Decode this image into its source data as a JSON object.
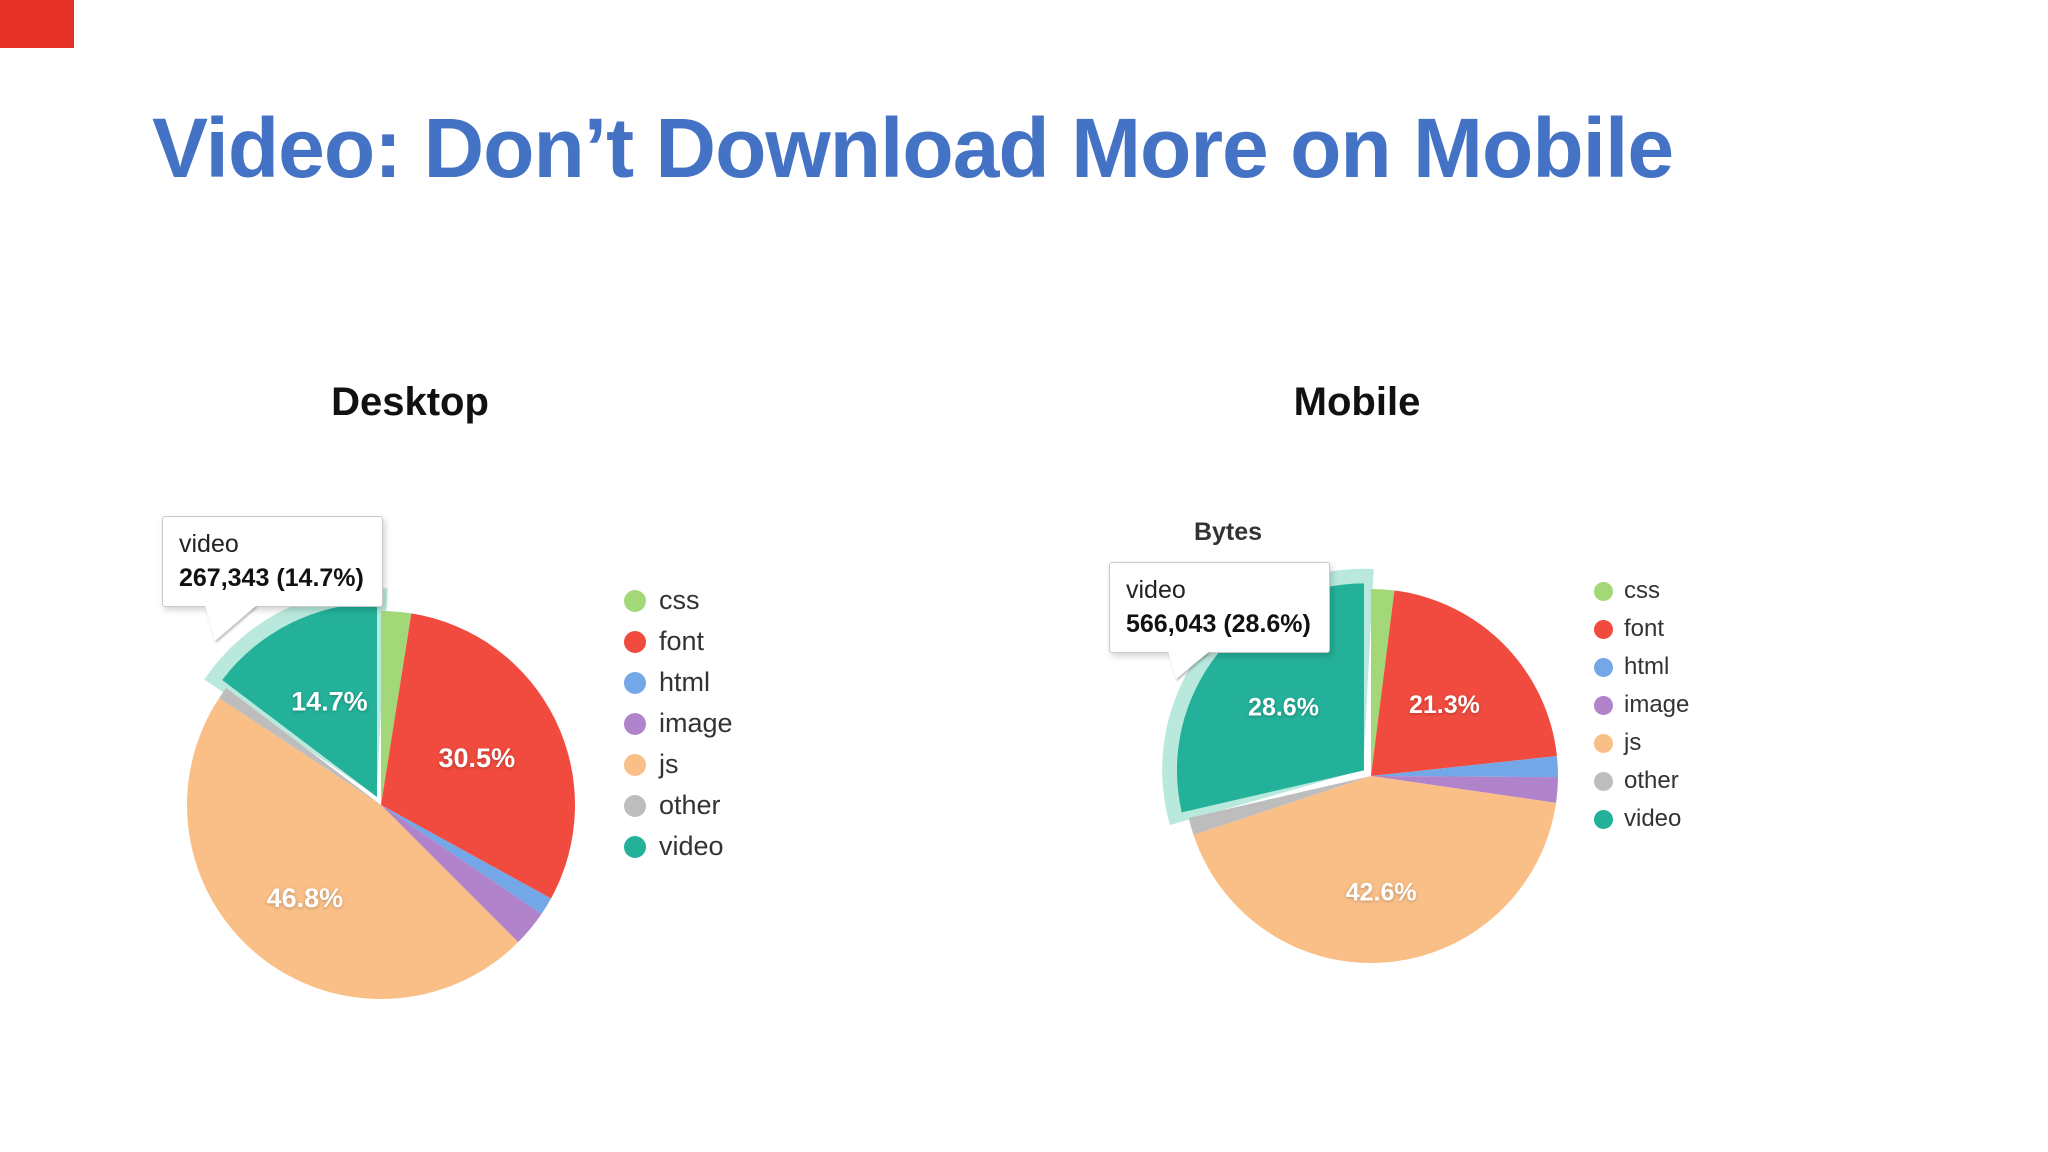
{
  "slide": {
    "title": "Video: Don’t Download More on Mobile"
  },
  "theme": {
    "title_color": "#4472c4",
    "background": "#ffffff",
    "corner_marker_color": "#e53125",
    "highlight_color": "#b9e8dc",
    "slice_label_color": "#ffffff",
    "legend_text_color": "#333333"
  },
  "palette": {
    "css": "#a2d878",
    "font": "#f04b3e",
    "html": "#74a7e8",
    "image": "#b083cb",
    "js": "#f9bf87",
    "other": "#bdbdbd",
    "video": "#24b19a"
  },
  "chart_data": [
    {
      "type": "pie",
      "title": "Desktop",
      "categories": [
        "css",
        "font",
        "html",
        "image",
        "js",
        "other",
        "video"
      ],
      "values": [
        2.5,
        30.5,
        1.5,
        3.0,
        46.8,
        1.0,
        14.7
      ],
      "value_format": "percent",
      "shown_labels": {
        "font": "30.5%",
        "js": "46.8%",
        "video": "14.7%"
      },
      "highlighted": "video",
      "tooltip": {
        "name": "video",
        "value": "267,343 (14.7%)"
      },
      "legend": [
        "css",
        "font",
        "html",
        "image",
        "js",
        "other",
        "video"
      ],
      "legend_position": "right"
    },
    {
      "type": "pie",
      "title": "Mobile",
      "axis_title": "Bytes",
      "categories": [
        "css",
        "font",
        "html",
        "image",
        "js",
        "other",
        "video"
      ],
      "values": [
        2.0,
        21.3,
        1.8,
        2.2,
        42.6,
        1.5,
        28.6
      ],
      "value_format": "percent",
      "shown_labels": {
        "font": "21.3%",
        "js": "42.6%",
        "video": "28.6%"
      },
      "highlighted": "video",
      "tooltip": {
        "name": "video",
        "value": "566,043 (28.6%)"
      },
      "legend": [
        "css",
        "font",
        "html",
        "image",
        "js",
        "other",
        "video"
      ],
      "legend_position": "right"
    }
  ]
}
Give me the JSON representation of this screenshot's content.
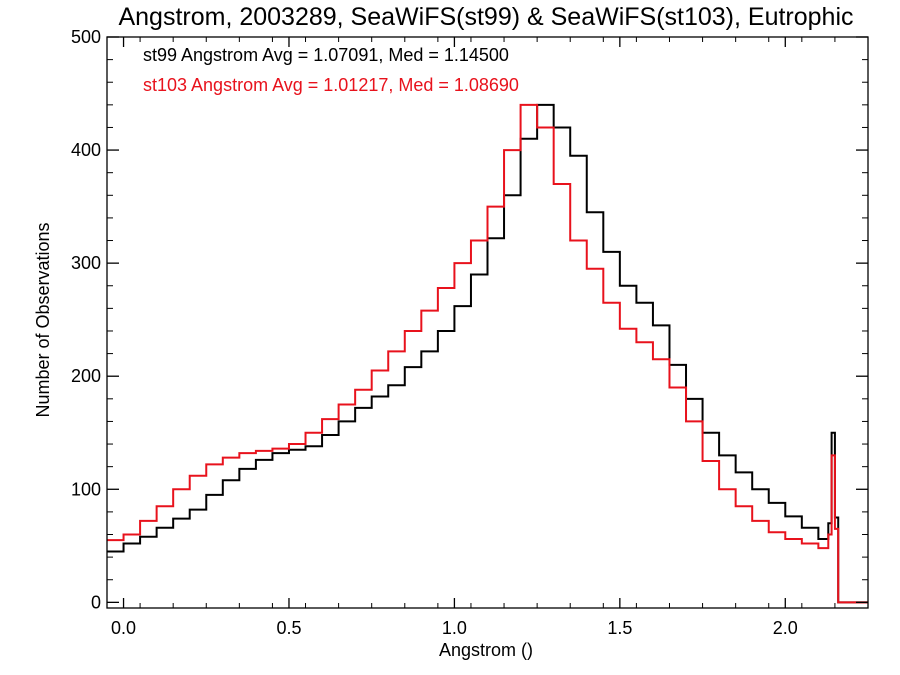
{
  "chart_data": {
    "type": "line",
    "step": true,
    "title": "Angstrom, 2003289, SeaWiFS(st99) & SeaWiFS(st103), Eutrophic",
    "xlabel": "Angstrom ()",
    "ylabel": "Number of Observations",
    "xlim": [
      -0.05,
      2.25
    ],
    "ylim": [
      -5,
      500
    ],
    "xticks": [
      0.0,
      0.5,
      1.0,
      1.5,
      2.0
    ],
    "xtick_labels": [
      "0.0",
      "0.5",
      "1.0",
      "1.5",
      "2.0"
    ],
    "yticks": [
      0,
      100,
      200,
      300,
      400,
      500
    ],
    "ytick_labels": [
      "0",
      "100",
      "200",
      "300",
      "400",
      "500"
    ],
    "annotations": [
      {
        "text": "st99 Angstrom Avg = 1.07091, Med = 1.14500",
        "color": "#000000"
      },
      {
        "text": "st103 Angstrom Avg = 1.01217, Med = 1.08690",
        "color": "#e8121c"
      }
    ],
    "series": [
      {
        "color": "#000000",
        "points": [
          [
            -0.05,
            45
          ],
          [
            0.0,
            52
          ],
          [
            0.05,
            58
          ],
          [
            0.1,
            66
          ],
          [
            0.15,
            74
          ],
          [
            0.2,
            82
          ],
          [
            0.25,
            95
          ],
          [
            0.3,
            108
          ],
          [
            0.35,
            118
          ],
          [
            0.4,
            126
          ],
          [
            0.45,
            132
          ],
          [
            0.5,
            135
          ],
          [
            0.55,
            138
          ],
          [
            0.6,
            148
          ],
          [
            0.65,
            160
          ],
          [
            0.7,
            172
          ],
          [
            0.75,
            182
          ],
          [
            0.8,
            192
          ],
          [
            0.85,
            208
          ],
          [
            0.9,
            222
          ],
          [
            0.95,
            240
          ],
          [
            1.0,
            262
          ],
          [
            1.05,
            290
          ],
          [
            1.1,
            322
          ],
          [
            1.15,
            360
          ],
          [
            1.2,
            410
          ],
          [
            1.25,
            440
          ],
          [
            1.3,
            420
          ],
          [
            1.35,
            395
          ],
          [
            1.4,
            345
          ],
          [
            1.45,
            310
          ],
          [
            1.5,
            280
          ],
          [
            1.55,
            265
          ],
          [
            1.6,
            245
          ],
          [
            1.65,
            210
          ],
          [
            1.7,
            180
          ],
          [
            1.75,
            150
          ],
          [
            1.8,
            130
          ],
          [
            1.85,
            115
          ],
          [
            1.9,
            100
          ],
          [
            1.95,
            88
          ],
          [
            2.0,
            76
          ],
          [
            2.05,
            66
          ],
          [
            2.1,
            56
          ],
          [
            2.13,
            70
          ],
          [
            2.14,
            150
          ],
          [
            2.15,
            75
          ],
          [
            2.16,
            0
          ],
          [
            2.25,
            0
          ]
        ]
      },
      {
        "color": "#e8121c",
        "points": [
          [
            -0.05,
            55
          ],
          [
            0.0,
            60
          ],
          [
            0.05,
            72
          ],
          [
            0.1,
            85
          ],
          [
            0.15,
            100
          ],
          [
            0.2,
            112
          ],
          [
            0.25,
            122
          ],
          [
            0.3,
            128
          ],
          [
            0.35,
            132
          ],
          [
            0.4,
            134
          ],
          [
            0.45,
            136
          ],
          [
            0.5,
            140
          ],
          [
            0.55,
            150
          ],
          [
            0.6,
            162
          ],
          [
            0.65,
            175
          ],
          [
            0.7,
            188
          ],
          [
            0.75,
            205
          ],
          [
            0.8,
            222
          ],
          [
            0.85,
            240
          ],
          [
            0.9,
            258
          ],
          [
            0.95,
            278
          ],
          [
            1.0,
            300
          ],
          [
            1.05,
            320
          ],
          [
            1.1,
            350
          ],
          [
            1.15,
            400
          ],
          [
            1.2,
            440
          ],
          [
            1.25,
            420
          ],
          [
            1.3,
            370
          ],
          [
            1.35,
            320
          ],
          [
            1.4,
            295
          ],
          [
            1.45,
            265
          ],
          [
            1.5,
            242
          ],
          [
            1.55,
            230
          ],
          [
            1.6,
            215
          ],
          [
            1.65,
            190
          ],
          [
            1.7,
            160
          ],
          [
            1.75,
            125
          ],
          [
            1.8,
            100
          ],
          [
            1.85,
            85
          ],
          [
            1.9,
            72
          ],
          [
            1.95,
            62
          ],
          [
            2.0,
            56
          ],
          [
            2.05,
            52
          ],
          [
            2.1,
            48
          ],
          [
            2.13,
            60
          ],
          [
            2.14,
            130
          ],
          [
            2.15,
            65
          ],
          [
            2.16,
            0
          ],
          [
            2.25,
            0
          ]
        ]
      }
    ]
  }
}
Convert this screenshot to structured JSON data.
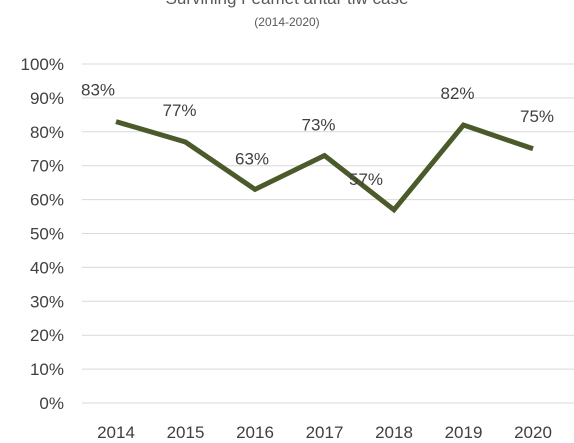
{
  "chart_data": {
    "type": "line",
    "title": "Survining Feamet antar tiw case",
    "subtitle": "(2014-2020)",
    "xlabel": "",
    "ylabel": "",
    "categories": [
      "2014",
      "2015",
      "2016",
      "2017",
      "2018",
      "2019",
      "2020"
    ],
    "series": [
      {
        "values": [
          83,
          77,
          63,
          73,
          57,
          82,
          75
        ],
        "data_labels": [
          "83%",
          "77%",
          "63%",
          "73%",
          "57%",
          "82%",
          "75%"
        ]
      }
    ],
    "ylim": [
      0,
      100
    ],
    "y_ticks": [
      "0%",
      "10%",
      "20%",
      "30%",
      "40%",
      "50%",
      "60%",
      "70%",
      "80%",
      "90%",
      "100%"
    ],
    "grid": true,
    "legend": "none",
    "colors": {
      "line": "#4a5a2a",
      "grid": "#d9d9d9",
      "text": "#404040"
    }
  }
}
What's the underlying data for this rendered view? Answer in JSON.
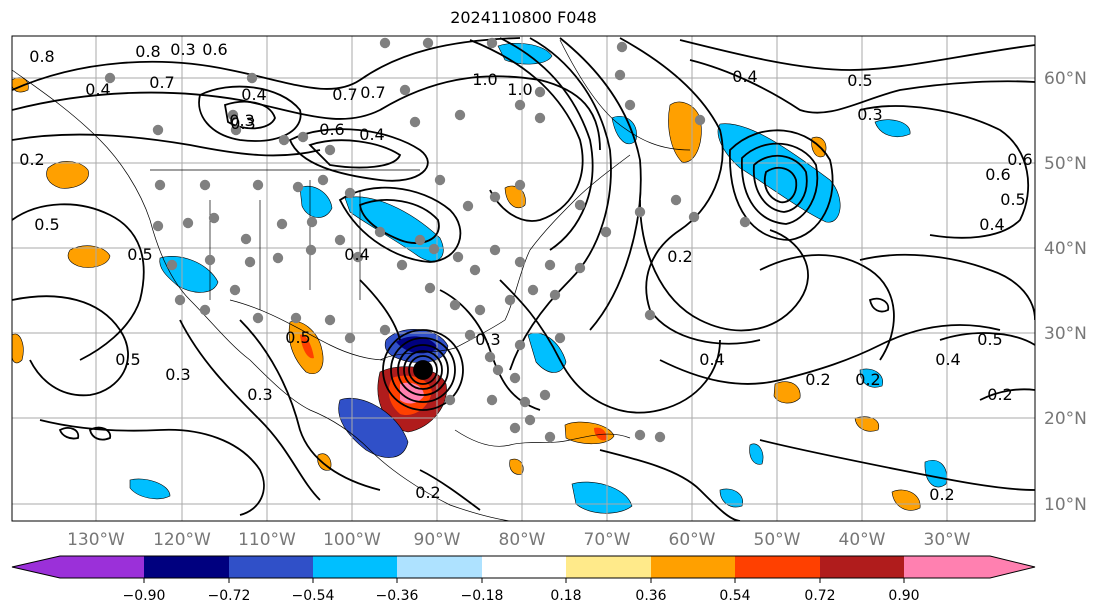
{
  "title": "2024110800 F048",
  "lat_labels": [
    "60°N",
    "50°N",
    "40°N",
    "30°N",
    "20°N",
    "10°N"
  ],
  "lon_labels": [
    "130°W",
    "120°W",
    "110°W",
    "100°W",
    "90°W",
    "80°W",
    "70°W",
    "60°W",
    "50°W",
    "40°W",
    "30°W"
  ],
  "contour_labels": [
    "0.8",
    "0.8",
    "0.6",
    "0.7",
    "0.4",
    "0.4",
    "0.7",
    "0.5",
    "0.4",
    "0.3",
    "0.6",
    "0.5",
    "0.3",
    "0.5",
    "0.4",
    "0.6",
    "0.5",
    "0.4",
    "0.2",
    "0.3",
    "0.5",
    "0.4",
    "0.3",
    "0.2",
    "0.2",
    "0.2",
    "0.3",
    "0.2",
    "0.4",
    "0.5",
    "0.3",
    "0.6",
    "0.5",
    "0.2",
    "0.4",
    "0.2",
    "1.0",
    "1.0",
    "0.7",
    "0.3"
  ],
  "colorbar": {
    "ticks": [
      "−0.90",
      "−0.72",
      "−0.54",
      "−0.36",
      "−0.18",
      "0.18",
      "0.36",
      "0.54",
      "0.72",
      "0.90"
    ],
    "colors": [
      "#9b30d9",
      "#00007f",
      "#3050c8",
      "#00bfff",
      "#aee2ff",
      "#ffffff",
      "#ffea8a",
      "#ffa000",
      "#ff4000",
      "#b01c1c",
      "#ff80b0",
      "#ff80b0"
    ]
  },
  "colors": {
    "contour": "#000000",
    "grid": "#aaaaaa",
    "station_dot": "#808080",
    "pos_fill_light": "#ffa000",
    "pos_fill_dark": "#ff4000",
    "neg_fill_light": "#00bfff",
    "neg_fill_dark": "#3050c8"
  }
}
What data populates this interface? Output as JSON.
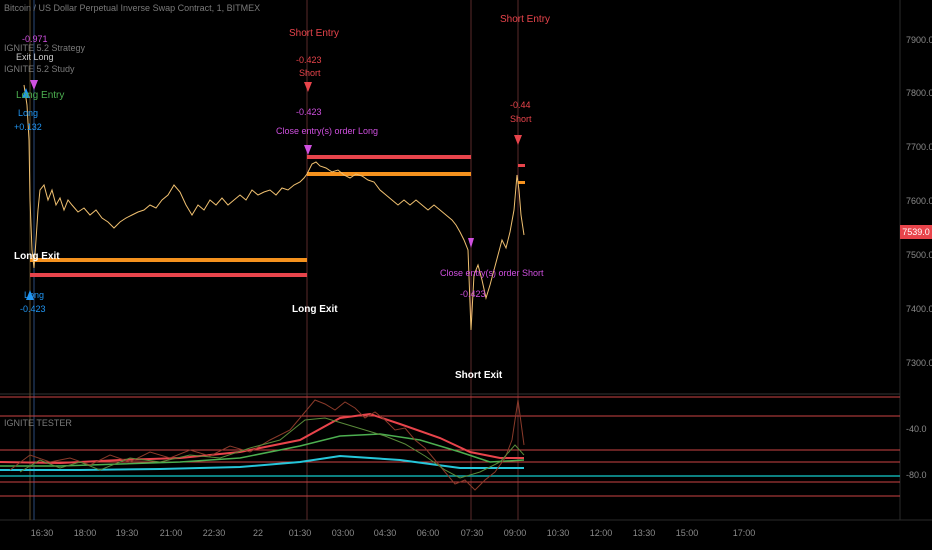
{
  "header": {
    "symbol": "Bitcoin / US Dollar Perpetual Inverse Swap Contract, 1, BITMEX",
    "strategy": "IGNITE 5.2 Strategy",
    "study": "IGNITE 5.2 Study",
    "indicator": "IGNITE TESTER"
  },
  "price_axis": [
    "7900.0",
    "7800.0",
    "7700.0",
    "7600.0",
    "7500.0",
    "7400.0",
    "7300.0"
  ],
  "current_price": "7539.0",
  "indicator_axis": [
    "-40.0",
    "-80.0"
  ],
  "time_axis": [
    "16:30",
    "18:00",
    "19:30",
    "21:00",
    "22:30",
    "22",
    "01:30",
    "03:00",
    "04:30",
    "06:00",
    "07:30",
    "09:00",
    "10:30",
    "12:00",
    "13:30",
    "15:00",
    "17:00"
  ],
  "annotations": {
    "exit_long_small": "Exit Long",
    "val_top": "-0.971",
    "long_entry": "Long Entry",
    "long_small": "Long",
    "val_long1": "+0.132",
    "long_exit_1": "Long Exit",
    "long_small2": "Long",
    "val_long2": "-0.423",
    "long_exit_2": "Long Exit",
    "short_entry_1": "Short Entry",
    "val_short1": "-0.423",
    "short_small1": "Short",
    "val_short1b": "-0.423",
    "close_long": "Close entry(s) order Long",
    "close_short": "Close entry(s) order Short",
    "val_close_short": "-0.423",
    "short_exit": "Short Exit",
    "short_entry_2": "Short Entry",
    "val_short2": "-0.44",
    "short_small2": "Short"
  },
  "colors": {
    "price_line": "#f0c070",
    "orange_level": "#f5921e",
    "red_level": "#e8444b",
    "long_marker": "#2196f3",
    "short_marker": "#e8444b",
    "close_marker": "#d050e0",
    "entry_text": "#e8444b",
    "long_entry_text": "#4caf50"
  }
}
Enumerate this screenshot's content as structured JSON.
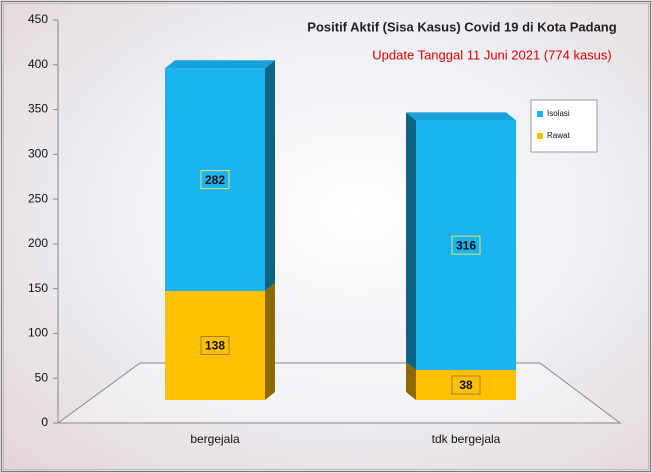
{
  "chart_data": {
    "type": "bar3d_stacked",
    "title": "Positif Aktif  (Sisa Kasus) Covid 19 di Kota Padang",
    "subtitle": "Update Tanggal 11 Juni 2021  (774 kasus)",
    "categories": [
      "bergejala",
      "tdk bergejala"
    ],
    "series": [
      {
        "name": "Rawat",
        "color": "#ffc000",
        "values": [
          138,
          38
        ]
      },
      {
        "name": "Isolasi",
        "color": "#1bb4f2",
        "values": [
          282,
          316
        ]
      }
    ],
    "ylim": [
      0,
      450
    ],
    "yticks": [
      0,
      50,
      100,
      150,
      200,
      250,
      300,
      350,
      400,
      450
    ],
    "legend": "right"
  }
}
________________
Output only these lines, word for word: the line containing "Enumerate this screenshot's" and every line after it through the last line of the data. Omit the pictures.

Enumerate this screenshot's content as structured JSON.
{
  "chart_data": {
    "type": "bar3d_stacked",
    "title": "Positif Aktif  (Sisa Kasus) Covid 19 di Kota Padang",
    "subtitle": "Update Tanggal 11 Juni 2021  (774 kasus)",
    "categories": [
      "bergejala",
      "tdk bergejala"
    ],
    "series": [
      {
        "name": "Rawat",
        "color": "#ffc000",
        "values": [
          138,
          38
        ]
      },
      {
        "name": "Isolasi",
        "color": "#1bb4f2",
        "values": [
          282,
          316
        ]
      }
    ],
    "ylim": [
      0,
      450
    ],
    "yticks": [
      0,
      50,
      100,
      150,
      200,
      250,
      300,
      350,
      400,
      450
    ],
    "legend": "right"
  }
}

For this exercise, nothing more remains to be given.